-- Start --

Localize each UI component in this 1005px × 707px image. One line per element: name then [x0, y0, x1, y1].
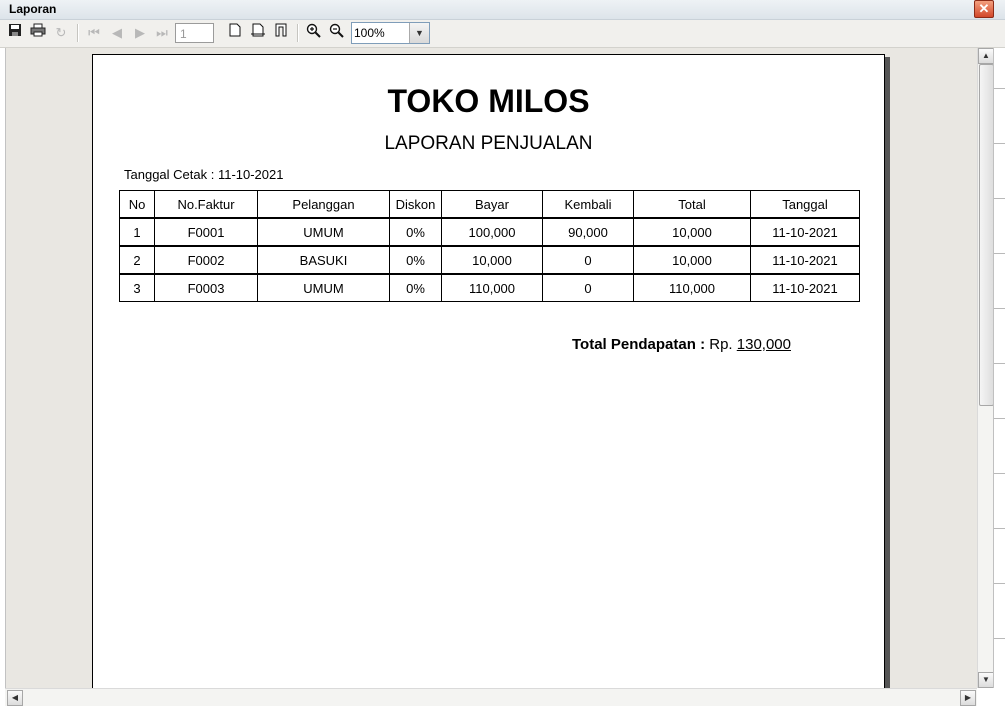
refresh-button[interactable]: ↻ — [51, 23, 71, 43]
print-icon — [30, 23, 46, 37]
table-cell: 10,000 — [633, 245, 751, 275]
table-cell: 110,000 — [633, 273, 751, 302]
preview-toolbar: ↻ ⏮ ◀ ▶ ⏭ — [0, 20, 1005, 48]
refresh-icon: ↻ — [55, 25, 67, 40]
report-page: TOKO MILOS LAPORAN PENJUALAN Tanggal Cet… — [92, 54, 885, 688]
prev-page-button[interactable]: ◀ — [107, 23, 127, 43]
column-header: Kembali — [542, 190, 634, 219]
table-cell: 3 — [119, 273, 155, 302]
close-button[interactable]: ✕ — [974, 0, 994, 18]
prev-page-icon: ◀ — [112, 25, 122, 40]
scroll-left-button[interactable]: ◀ — [7, 690, 23, 706]
whole-page-icon — [275, 23, 287, 37]
table-cell: 1 — [119, 217, 155, 247]
scroll-down-button[interactable]: ▼ — [978, 672, 994, 688]
column-header: Bayar — [441, 190, 543, 219]
scroll-right-button[interactable]: ▶ — [960, 690, 976, 706]
table-row: 1 F0001 UMUM 0% 100,000 90,000 10,000 11… — [119, 217, 860, 247]
first-page-icon: ⏮ — [88, 25, 100, 40]
scroll-up-button[interactable]: ▲ — [978, 48, 994, 64]
table-cell: 11-10-2021 — [750, 273, 860, 302]
zoom-out-icon — [329, 23, 344, 38]
table-cell: F0001 — [154, 217, 258, 247]
chevron-down-icon[interactable]: ▼ — [409, 23, 429, 43]
save-button[interactable] — [5, 23, 25, 43]
page-width-icon — [251, 23, 265, 37]
background-window-edge — [993, 48, 1005, 688]
table-row: 3 F0003 UMUM 0% 110,000 0 110,000 11-10-… — [119, 273, 860, 302]
zoom-out-button[interactable] — [327, 23, 347, 43]
table-cell: 0 — [542, 273, 634, 302]
table-cell: UMUM — [257, 217, 390, 247]
table-cell: 10,000 — [441, 245, 543, 275]
next-page-button[interactable]: ▶ — [130, 23, 150, 43]
column-header: Tanggal — [750, 190, 860, 219]
table-cell: 0% — [389, 217, 442, 247]
zoom-select[interactable]: 100% ▼ — [351, 22, 430, 44]
table-cell: 0% — [389, 245, 442, 275]
table-cell: UMUM — [257, 273, 390, 302]
vertical-scrollbar[interactable]: ▲ ▼ — [977, 48, 994, 688]
first-page-button[interactable]: ⏮ — [84, 23, 104, 43]
page-view-icon — [229, 23, 241, 37]
store-name: TOKO MILOS — [387, 83, 590, 119]
window-titlebar: Laporan ✕ — [0, 0, 1005, 20]
print-date: Tanggal Cetak : 11-10-2021 — [124, 167, 284, 182]
last-page-icon: ⏭ — [156, 25, 168, 40]
window-title: Laporan — [9, 2, 57, 16]
column-header: No — [119, 190, 155, 219]
whole-page-button[interactable] — [271, 23, 291, 43]
print-button[interactable] — [28, 23, 48, 43]
last-page-button[interactable]: ⏭ — [152, 23, 172, 43]
column-header: Diskon — [389, 190, 442, 219]
table-cell: 11-10-2021 — [750, 245, 860, 275]
report-title: LAPORAN PENJUALAN — [384, 133, 593, 154]
table-cell: 0 — [542, 245, 634, 275]
close-icon: ✕ — [978, 1, 990, 16]
table-cell: 2 — [119, 245, 155, 275]
toolbar-separator — [297, 24, 299, 42]
horizontal-scrollbar[interactable]: ◀ ▶ — [5, 688, 977, 706]
vertical-scroll-thumb[interactable] — [979, 64, 994, 406]
table-cell: 100,000 — [441, 217, 543, 247]
page-view-button[interactable] — [225, 23, 245, 43]
report-viewport: TOKO MILOS LAPORAN PENJUALAN Tanggal Cet… — [5, 48, 978, 688]
table-row: 2 F0002 BASUKI 0% 10,000 0 10,000 11-10-… — [119, 245, 860, 275]
chevron-up-icon: ▲ — [982, 51, 990, 60]
currency-prefix: Rp. — [709, 336, 733, 353]
table-header-row: No No.Faktur Pelanggan Diskon Bayar Kemb… — [119, 190, 860, 219]
table-cell: F0003 — [154, 273, 258, 302]
table-cell: 11-10-2021 — [750, 217, 860, 247]
next-page-icon: ▶ — [135, 25, 145, 40]
column-header: Total — [633, 190, 751, 219]
column-header: No.Faktur — [154, 190, 258, 219]
page-width-button[interactable] — [248, 23, 268, 43]
chevron-right-icon: ▶ — [964, 693, 972, 702]
table-cell: 10,000 — [633, 217, 751, 247]
chevron-down-icon: ▼ — [982, 675, 990, 684]
zoom-value: 100% — [354, 26, 385, 40]
table-cell: F0002 — [154, 245, 258, 275]
zoom-in-button[interactable] — [304, 23, 324, 43]
total-revenue: Total Pendapatan : Rp. 130,000 — [572, 336, 791, 353]
total-value: 130,000 — [736, 336, 791, 353]
total-label: Total Pendapatan : — [572, 336, 706, 353]
page-number-input[interactable]: 1 — [175, 23, 214, 43]
zoom-in-icon — [306, 23, 321, 38]
table-cell: 110,000 — [441, 273, 543, 302]
table-cell: 0% — [389, 273, 442, 302]
save-icon — [9, 24, 21, 36]
chevron-left-icon: ◀ — [11, 693, 19, 702]
column-header: Pelanggan — [257, 190, 390, 219]
toolbar-separator — [77, 24, 79, 42]
table-cell: 90,000 — [542, 217, 634, 247]
sales-table: No No.Faktur Pelanggan Diskon Bayar Kemb… — [119, 190, 860, 302]
table-cell: BASUKI — [257, 245, 390, 275]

-- End --

Reproduce everything from the line containing "refresh-button[interactable]: ↻ —" down to the line containing "table-row: 1 F0001", including both of those lines, exactly as they appear.

> [EXERCISE OUTPUT]:
refresh-button[interactable]: ↻ — [51, 23, 71, 43]
print-icon — [30, 23, 46, 37]
table-cell: 10,000 — [633, 245, 751, 275]
table-cell: 110,000 — [633, 273, 751, 302]
preview-toolbar: ↻ ⏮ ◀ ▶ ⏭ — [0, 20, 1005, 48]
refresh-icon: ↻ — [55, 25, 67, 40]
report-page: TOKO MILOS LAPORAN PENJUALAN Tanggal Cet… — [92, 54, 885, 688]
prev-page-button[interactable]: ◀ — [107, 23, 127, 43]
column-header: Kembali — [542, 190, 634, 219]
table-cell: 3 — [119, 273, 155, 302]
close-button[interactable]: ✕ — [974, 0, 994, 18]
prev-page-icon: ◀ — [112, 25, 122, 40]
scroll-left-button[interactable]: ◀ — [7, 690, 23, 706]
whole-page-icon — [275, 23, 287, 37]
table-cell: 1 — [119, 217, 155, 247]
scroll-down-button[interactable]: ▼ — [978, 672, 994, 688]
column-header: Bayar — [441, 190, 543, 219]
scroll-right-button[interactable]: ▶ — [960, 690, 976, 706]
table-row: 1 F0001 UMUM 0% 100,000 90,000 10,000 11… — [119, 217, 860, 247]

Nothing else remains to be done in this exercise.